Locate all lines in the data below that hold "securely" and show them.

[Collected data]
•••••
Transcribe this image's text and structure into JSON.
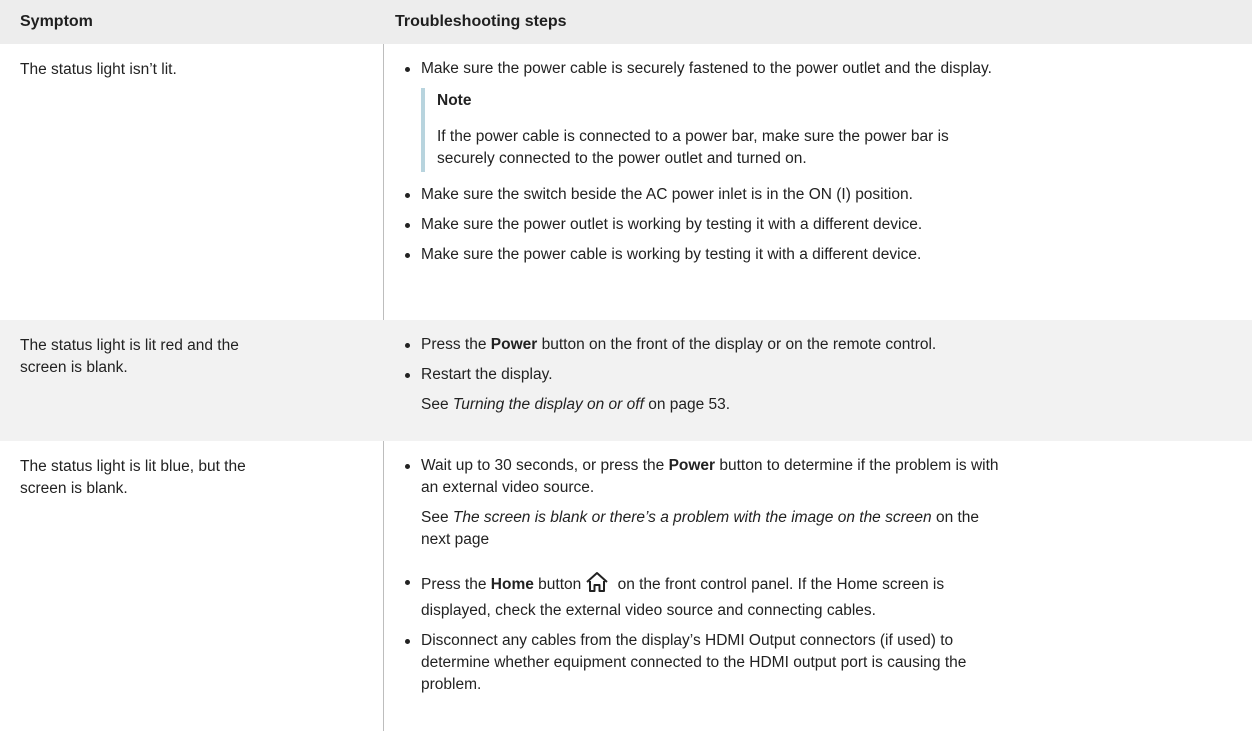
{
  "header": {
    "symptom": "Symptom",
    "steps": "Troubleshooting steps"
  },
  "rows": [
    {
      "symptom": [
        "The status light isn’t lit."
      ],
      "b1": "Make sure the power cable is securely fastened to the power outlet and the display.",
      "note_title": "Note",
      "note_text1": "If the power cable is connected to a power bar, make sure the power bar is",
      "note_text2": "securely connected to the power outlet and turned on.",
      "b2": "Make sure the switch beside the AC power inlet is in the ON (I) position.",
      "b3": "Make sure the power outlet is working by testing it with a different device.",
      "b4": "Make sure the power cable is working by testing it with a different device."
    },
    {
      "symptom": [
        "The status light is lit red and the",
        "screen is blank."
      ],
      "b1_pre": "Press the ",
      "b1_bold": "Power",
      "b1_post": " button on the front of the display or on the remote control.",
      "b2": "Restart the display.",
      "see_pre": "See ",
      "see_link": "Turning the display on or off",
      "see_post": " on page 53."
    },
    {
      "symptom": [
        "The status light is lit blue, but the",
        "screen is blank."
      ],
      "b1_pre": "Wait up to 30 seconds, or press the ",
      "b1_bold": "Power",
      "b1_post": " button to determine if the problem is with",
      "b1_line2": "an external video source.",
      "see_pre": "See ",
      "see_link": "The screen is blank or there’s a problem with the image on the screen",
      "see_post": " on the",
      "see_line2": "next page",
      "b2_pre": "Press the ",
      "b2_bold": "Home",
      "b2_mid": " button",
      "home_icon": "home-icon",
      "b2_post": " on the front control panel. If the Home screen is",
      "b2_line2": "displayed, check the external video source and connecting cables.",
      "b3_line1": "Disconnect any cables from the display’s HDMI Output connectors (if used) to",
      "b3_line2": "determine whether equipment connected to the HDMI output port is causing the",
      "b3_line3": "problem."
    }
  ]
}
•••••
Output of the exercise>
      "b1": "Make sure the power cable is securely fastened to the power outlet and the display.",
      "note_text2": "securely connected to the power outlet and turned on.",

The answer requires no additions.